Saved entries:

++++

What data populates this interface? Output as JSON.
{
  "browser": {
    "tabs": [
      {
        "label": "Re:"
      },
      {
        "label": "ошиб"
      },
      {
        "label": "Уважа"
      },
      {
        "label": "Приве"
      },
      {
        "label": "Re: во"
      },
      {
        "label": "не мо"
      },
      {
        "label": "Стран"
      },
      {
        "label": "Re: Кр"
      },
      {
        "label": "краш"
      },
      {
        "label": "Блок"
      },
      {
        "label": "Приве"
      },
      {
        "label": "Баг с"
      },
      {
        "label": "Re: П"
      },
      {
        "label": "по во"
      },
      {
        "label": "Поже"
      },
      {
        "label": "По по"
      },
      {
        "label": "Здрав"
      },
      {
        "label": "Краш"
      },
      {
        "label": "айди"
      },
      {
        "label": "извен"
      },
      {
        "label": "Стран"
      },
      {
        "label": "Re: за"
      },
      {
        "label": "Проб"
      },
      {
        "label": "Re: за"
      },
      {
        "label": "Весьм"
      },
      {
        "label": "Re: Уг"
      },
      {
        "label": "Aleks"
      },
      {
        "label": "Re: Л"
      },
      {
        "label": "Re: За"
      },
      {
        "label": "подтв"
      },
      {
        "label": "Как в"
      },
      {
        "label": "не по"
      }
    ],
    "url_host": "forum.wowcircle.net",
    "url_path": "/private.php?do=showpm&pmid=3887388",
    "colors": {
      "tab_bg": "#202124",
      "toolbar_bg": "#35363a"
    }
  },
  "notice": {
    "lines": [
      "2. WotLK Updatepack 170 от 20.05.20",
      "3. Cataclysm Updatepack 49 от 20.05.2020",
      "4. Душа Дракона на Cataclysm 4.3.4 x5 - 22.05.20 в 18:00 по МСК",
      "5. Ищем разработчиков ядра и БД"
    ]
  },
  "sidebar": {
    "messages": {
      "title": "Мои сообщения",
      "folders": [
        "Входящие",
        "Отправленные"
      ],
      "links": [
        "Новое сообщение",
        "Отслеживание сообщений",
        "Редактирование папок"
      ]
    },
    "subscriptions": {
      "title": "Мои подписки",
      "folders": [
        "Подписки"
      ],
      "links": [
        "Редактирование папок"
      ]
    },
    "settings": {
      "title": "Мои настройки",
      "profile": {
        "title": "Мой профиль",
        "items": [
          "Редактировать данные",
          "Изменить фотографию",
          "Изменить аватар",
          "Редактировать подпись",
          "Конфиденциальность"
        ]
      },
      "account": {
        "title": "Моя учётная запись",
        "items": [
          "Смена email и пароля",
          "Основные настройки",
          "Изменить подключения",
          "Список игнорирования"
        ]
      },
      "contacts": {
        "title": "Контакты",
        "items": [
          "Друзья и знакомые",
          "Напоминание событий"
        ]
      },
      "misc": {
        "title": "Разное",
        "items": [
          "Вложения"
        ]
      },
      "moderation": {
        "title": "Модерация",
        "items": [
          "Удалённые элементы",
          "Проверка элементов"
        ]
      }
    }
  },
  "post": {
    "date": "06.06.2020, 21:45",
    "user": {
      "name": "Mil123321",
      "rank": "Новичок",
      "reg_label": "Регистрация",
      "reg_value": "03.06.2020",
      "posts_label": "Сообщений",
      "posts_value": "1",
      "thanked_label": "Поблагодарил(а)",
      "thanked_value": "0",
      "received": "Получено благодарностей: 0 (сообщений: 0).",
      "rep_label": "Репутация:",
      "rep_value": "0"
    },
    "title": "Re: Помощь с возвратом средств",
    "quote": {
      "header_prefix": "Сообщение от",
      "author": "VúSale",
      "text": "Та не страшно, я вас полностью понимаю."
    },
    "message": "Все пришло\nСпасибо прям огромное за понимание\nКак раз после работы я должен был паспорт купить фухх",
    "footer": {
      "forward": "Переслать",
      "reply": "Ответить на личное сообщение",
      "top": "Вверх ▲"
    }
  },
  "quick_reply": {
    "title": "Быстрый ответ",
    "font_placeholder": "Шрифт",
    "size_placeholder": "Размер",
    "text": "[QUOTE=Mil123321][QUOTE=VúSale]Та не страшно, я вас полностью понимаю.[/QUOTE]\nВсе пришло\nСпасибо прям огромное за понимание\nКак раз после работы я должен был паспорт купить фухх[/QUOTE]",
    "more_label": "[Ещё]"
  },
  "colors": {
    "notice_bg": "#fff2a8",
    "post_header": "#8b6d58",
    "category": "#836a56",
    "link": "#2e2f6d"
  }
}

++++

Exercise description: Extract all the material, leaving every line as it is.

Written answer:
What data populates this interface? Output as JSON.
{
  "browser": {
    "tabs": [
      {
        "label": "Re:"
      },
      {
        "label": "ошиб"
      },
      {
        "label": "Уважа"
      },
      {
        "label": "Приве"
      },
      {
        "label": "Re: во"
      },
      {
        "label": "не мо"
      },
      {
        "label": "Стран"
      },
      {
        "label": "Re: Кр"
      },
      {
        "label": "краш"
      },
      {
        "label": "Блок"
      },
      {
        "label": "Приве"
      },
      {
        "label": "Баг с"
      },
      {
        "label": "Re: П"
      },
      {
        "label": "по во"
      },
      {
        "label": "Поже"
      },
      {
        "label": "По по"
      },
      {
        "label": "Здрав"
      },
      {
        "label": "Краш"
      },
      {
        "label": "айди"
      },
      {
        "label": "извен"
      },
      {
        "label": "Стран"
      },
      {
        "label": "Re: за"
      },
      {
        "label": "Проб"
      },
      {
        "label": "Re: за"
      },
      {
        "label": "Весьм"
      },
      {
        "label": "Re: Уг"
      },
      {
        "label": "Aleks"
      },
      {
        "label": "Re: Л"
      },
      {
        "label": "Re: За"
      },
      {
        "label": "подтв"
      },
      {
        "label": "Как в"
      },
      {
        "label": "не по"
      }
    ],
    "url_host": "forum.wowcircle.net",
    "url_path": "/private.php?do=showpm&pmid=3887388",
    "colors": {
      "tab_bg": "#202124",
      "toolbar_bg": "#35363a"
    }
  },
  "notice": {
    "lines": [
      "2. WotLK Updatepack 170 от 20.05.20",
      "3. Cataclysm Updatepack 49 от 20.05.2020",
      "4. Душа Дракона на Cataclysm 4.3.4 x5 - 22.05.20 в 18:00 по МСК",
      "5. Ищем разработчиков ядра и БД"
    ]
  },
  "sidebar": {
    "messages": {
      "title": "Мои сообщения",
      "folders": [
        "Входящие",
        "Отправленные"
      ],
      "links": [
        "Новое сообщение",
        "Отслеживание сообщений",
        "Редактирование папок"
      ]
    },
    "subscriptions": {
      "title": "Мои подписки",
      "folders": [
        "Подписки"
      ],
      "links": [
        "Редактирование папок"
      ]
    },
    "settings": {
      "title": "Мои настройки",
      "profile": {
        "title": "Мой профиль",
        "items": [
          "Редактировать данные",
          "Изменить фотографию",
          "Изменить аватар",
          "Редактировать подпись",
          "Конфиденциальность"
        ]
      },
      "account": {
        "title": "Моя учётная запись",
        "items": [
          "Смена email и пароля",
          "Основные настройки",
          "Изменить подключения",
          "Список игнорирования"
        ]
      },
      "contacts": {
        "title": "Контакты",
        "items": [
          "Друзья и знакомые",
          "Напоминание событий"
        ]
      },
      "misc": {
        "title": "Разное",
        "items": [
          "Вложения"
        ]
      },
      "moderation": {
        "title": "Модерация",
        "items": [
          "Удалённые элементы",
          "Проверка элементов"
        ]
      }
    }
  },
  "post": {
    "date": "06.06.2020, 21:45",
    "user": {
      "name": "Mil123321",
      "rank": "Новичок",
      "reg_label": "Регистрация",
      "reg_value": "03.06.2020",
      "posts_label": "Сообщений",
      "posts_value": "1",
      "thanked_label": "Поблагодарил(а)",
      "thanked_value": "0",
      "received": "Получено благодарностей: 0 (сообщений: 0).",
      "rep_label": "Репутация:",
      "rep_value": "0"
    },
    "title": "Re: Помощь с возвратом средств",
    "quote": {
      "header_prefix": "Сообщение от",
      "author": "VúSale",
      "text": "Та не страшно, я вас полностью понимаю."
    },
    "message": "Все пришло\nСпасибо прям огромное за понимание\nКак раз после работы я должен был паспорт купить фухх",
    "footer": {
      "forward": "Переслать",
      "reply": "Ответить на личное сообщение",
      "top": "Вверх ▲"
    }
  },
  "quick_reply": {
    "title": "Быстрый ответ",
    "font_placeholder": "Шрифт",
    "size_placeholder": "Размер",
    "text": "[QUOTE=Mil123321][QUOTE=VúSale]Та не страшно, я вас полностью понимаю.[/QUOTE]\nВсе пришло\nСпасибо прям огромное за понимание\nКак раз после работы я должен был паспорт купить фухх[/QUOTE]",
    "more_label": "[Ещё]"
  },
  "colors": {
    "notice_bg": "#fff2a8",
    "post_header": "#8b6d58",
    "category": "#836a56",
    "link": "#2e2f6d"
  }
}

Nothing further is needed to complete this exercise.